_Work instructions_. Each line below is to be written out in full, exactly as shown.

start Available data

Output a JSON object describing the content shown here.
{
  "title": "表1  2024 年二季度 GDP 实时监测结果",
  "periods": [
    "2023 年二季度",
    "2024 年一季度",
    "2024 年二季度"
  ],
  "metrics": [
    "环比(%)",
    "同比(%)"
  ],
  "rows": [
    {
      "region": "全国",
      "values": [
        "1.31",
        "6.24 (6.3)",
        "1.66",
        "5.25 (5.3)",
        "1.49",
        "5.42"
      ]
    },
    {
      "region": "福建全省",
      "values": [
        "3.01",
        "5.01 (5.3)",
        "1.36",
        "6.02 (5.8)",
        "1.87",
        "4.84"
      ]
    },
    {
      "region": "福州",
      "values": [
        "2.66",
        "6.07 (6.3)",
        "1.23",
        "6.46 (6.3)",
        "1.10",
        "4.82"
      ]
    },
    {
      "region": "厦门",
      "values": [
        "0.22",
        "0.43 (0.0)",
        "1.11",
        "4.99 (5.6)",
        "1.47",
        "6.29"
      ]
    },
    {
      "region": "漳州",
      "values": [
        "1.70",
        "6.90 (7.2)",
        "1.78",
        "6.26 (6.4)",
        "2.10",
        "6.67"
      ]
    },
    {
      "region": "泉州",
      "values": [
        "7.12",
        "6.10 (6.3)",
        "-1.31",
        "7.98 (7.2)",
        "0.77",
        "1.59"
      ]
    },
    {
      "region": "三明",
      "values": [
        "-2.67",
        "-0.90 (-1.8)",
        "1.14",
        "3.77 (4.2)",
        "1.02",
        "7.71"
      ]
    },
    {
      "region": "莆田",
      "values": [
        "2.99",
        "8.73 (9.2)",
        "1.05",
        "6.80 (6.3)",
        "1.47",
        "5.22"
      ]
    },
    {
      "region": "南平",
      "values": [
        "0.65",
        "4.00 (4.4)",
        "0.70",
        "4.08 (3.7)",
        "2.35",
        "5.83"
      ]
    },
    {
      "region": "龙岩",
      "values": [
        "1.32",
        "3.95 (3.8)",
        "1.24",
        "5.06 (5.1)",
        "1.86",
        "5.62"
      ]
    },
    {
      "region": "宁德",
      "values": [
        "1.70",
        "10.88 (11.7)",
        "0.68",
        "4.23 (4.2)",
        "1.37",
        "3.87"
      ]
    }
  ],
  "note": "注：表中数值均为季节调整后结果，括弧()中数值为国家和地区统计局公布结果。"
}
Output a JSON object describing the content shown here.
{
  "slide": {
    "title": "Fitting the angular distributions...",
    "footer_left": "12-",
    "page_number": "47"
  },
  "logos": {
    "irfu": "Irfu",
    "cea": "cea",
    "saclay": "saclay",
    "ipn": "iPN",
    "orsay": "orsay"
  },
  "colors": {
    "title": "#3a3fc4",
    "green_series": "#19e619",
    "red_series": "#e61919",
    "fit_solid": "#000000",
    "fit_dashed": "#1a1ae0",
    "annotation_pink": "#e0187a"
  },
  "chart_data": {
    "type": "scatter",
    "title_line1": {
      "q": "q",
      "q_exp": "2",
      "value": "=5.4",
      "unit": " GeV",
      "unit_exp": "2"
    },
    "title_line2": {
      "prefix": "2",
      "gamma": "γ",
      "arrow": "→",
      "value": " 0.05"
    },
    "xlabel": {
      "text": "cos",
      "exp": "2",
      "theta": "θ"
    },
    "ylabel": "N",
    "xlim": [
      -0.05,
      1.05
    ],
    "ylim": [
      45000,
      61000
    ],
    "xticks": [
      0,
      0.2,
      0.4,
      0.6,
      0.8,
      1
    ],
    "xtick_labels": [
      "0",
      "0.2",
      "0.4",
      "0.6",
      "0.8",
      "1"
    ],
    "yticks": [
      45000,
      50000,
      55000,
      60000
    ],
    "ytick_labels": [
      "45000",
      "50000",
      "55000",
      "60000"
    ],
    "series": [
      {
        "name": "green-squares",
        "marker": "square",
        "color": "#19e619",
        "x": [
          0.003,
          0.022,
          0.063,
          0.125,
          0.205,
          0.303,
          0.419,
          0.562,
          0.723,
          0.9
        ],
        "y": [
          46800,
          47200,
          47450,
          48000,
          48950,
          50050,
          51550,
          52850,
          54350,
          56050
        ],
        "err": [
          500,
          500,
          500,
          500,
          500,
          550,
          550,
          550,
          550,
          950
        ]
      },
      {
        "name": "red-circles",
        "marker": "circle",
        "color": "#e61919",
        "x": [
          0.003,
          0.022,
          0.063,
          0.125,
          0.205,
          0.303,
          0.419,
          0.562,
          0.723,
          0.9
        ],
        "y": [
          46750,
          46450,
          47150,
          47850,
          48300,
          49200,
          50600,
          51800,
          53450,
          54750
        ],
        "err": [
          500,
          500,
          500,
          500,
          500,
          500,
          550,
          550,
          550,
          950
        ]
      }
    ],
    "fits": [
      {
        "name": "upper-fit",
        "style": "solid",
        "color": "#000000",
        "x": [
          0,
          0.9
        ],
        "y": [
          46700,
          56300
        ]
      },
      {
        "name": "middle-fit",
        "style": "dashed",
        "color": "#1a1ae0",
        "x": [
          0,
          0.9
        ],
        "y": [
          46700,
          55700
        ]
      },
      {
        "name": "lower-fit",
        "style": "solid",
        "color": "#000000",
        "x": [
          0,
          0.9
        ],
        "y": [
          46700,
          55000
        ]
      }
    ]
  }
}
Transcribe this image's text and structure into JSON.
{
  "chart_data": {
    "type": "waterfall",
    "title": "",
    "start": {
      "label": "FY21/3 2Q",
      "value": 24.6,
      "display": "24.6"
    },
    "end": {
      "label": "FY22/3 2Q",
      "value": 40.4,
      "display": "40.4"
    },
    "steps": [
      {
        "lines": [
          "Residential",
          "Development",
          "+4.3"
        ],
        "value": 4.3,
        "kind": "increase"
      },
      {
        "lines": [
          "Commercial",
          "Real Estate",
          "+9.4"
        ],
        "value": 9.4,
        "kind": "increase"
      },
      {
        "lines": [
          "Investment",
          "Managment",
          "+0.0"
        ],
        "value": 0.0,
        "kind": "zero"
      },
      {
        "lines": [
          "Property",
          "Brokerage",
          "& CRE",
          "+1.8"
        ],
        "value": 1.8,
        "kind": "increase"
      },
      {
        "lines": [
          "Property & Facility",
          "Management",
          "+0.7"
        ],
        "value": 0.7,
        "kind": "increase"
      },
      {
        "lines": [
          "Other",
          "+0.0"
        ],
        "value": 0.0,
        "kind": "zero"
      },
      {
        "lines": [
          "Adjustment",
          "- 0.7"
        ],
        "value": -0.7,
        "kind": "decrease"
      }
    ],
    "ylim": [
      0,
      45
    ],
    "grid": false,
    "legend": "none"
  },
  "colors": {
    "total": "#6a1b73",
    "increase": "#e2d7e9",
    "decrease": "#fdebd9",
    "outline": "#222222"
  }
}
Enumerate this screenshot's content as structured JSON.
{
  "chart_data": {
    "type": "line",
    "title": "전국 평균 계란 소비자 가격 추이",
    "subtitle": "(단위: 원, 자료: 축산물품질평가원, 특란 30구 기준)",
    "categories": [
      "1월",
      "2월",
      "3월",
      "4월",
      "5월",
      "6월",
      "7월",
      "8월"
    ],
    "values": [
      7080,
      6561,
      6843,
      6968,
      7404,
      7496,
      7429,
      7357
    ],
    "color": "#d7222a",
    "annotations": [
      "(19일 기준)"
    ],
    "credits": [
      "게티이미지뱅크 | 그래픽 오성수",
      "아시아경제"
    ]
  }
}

end Available data

_Exercise output_.
Output a JSON object describing the content shown here.
{
  "title": "表1  2024 年二季度 GDP 实时监测结果",
  "periods": [
    "2023 年二季度",
    "2024 年一季度",
    "2024 年二季度"
  ],
  "metrics": [
    "环比(%)",
    "同比(%)"
  ],
  "rows": [
    {
      "region": "全国",
      "values": [
        "1.31",
        "6.24 (6.3)",
        "1.66",
        "5.25 (5.3)",
        "1.49",
        "5.42"
      ]
    },
    {
      "region": "福建全省",
      "values": [
        "3.01",
        "5.01 (5.3)",
        "1.36",
        "6.02 (5.8)",
        "1.87",
        "4.84"
      ]
    },
    {
      "region": "福州",
      "values": [
        "2.66",
        "6.07 (6.3)",
        "1.23",
        "6.46 (6.3)",
        "1.10",
        "4.82"
      ]
    },
    {
      "region": "厦门",
      "values": [
        "0.22",
        "0.43 (0.0)",
        "1.11",
        "4.99 (5.6)",
        "1.47",
        "6.29"
      ]
    },
    {
      "region": "漳州",
      "values": [
        "1.70",
        "6.90 (7.2)",
        "1.78",
        "6.26 (6.4)",
        "2.10",
        "6.67"
      ]
    },
    {
      "region": "泉州",
      "values": [
        "7.12",
        "6.10 (6.3)",
        "-1.31",
        "7.98 (7.2)",
        "0.77",
        "1.59"
      ]
    },
    {
      "region": "三明",
      "values": [
        "-2.67",
        "-0.90 (-1.8)",
        "1.14",
        "3.77 (4.2)",
        "1.02",
        "7.71"
      ]
    },
    {
      "region": "莆田",
      "values": [
        "2.99",
        "8.73 (9.2)",
        "1.05",
        "6.80 (6.3)",
        "1.47",
        "5.22"
      ]
    },
    {
      "region": "南平",
      "values": [
        "0.65",
        "4.00 (4.4)",
        "0.70",
        "4.08 (3.7)",
        "2.35",
        "5.83"
      ]
    },
    {
      "region": "龙岩",
      "values": [
        "1.32",
        "3.95 (3.8)",
        "1.24",
        "5.06 (5.1)",
        "1.86",
        "5.62"
      ]
    },
    {
      "region": "宁德",
      "values": [
        "1.70",
        "10.88 (11.7)",
        "0.68",
        "4.23 (4.2)",
        "1.37",
        "3.87"
      ]
    }
  ],
  "note": "注：表中数值均为季节调整后结果，括弧()中数值为国家和地区统计局公布结果。"
}
Output a JSON object describing the content shown here.
{
  "slide": {
    "title": "Fitting the angular distributions...",
    "footer_left": "12-",
    "page_number": "47"
  },
  "logos": {
    "irfu": "Irfu",
    "cea": "cea",
    "saclay": "saclay",
    "ipn": "iPN",
    "orsay": "orsay"
  },
  "colors": {
    "title": "#3a3fc4",
    "green_series": "#19e619",
    "red_series": "#e61919",
    "fit_solid": "#000000",
    "fit_dashed": "#1a1ae0",
    "annotation_pink": "#e0187a"
  },
  "chart_data": {
    "type": "scatter",
    "title_line1": {
      "q": "q",
      "q_exp": "2",
      "value": "=5.4",
      "unit": " GeV",
      "unit_exp": "2"
    },
    "title_line2": {
      "prefix": "2",
      "gamma": "γ",
      "arrow": "→",
      "value": " 0.05"
    },
    "xlabel": {
      "text": "cos",
      "exp": "2",
      "theta": "θ"
    },
    "ylabel": "N",
    "xlim": [
      -0.05,
      1.05
    ],
    "ylim": [
      45000,
      61000
    ],
    "xticks": [
      0,
      0.2,
      0.4,
      0.6,
      0.8,
      1
    ],
    "xtick_labels": [
      "0",
      "0.2",
      "0.4",
      "0.6",
      "0.8",
      "1"
    ],
    "yticks": [
      45000,
      50000,
      55000,
      60000
    ],
    "ytick_labels": [
      "45000",
      "50000",
      "55000",
      "60000"
    ],
    "series": [
      {
        "name": "green-squares",
        "marker": "square",
        "color": "#19e619",
        "x": [
          0.003,
          0.022,
          0.063,
          0.125,
          0.205,
          0.303,
          0.419,
          0.562,
          0.723,
          0.9
        ],
        "y": [
          46800,
          47200,
          47450,
          48000,
          48950,
          50050,
          51550,
          52850,
          54350,
          56050
        ],
        "err": [
          500,
          500,
          500,
          500,
          500,
          550,
          550,
          550,
          550,
          950
        ]
      },
      {
        "name": "red-circles",
        "marker": "circle",
        "color": "#e61919",
        "x": [
          0.003,
          0.022,
          0.063,
          0.125,
          0.205,
          0.303,
          0.419,
          0.562,
          0.723,
          0.9
        ],
        "y": [
          46750,
          46450,
          47150,
          47850,
          48300,
          49200,
          50600,
          51800,
          53450,
          54750
        ],
        "err": [
          500,
          500,
          500,
          500,
          500,
          500,
          550,
          550,
          550,
          950
        ]
      }
    ],
    "fits": [
      {
        "name": "upper-fit",
        "style": "solid",
        "color": "#000000",
        "x": [
          0,
          0.9
        ],
        "y": [
          46700,
          56300
        ]
      },
      {
        "name": "middle-fit",
        "style": "dashed",
        "color": "#1a1ae0",
        "x": [
          0,
          0.9
        ],
        "y": [
          46700,
          55700
        ]
      },
      {
        "name": "lower-fit",
        "style": "solid",
        "color": "#000000",
        "x": [
          0,
          0.9
        ],
        "y": [
          46700,
          55000
        ]
      }
    ]
  }
}
Transcribe this image's text and structure into JSON.
{
  "chart_data": {
    "type": "waterfall",
    "title": "",
    "start": {
      "label": "FY21/3 2Q",
      "value": 24.6,
      "display": "24.6"
    },
    "end": {
      "label": "FY22/3 2Q",
      "value": 40.4,
      "display": "40.4"
    },
    "steps": [
      {
        "lines": [
          "Residential",
          "Development",
          "+4.3"
        ],
        "value": 4.3,
        "kind": "increase"
      },
      {
        "lines": [
          "Commercial",
          "Real Estate",
          "+9.4"
        ],
        "value": 9.4,
        "kind": "increase"
      },
      {
        "lines": [
          "Investment",
          "Managment",
          "+0.0"
        ],
        "value": 0.0,
        "kind": "zero"
      },
      {
        "lines": [
          "Property",
          "Brokerage",
          "& CRE",
          "+1.8"
        ],
        "value": 1.8,
        "kind": "increase"
      },
      {
        "lines": [
          "Property & Facility",
          "Management",
          "+0.7"
        ],
        "value": 0.7,
        "kind": "increase"
      },
      {
        "lines": [
          "Other",
          "+0.0"
        ],
        "value": 0.0,
        "kind": "zero"
      },
      {
        "lines": [
          "Adjustment",
          "- 0.7"
        ],
        "value": -0.7,
        "kind": "decrease"
      }
    ],
    "ylim": [
      0,
      45
    ],
    "grid": false,
    "legend": "none"
  },
  "colors": {
    "total": "#6a1b73",
    "increase": "#e2d7e9",
    "decrease": "#fdebd9",
    "outline": "#222222"
  }
}
Enumerate this screenshot's content as structured JSON.
{
  "chart_data": {
    "type": "line",
    "title": "전국 평균 계란 소비자 가격 추이",
    "subtitle": "(단위: 원, 자료: 축산물품질평가원, 특란 30구 기준)",
    "categories": [
      "1월",
      "2월",
      "3월",
      "4월",
      "5월",
      "6월",
      "7월",
      "8월"
    ],
    "values": [
      7080,
      6561,
      6843,
      6968,
      7404,
      7496,
      7429,
      7357
    ],
    "color": "#d7222a",
    "annotations": [
      "(19일 기준)"
    ],
    "credits": [
      "게티이미지뱅크 | 그래픽 오성수",
      "아시아경제"
    ]
  }
}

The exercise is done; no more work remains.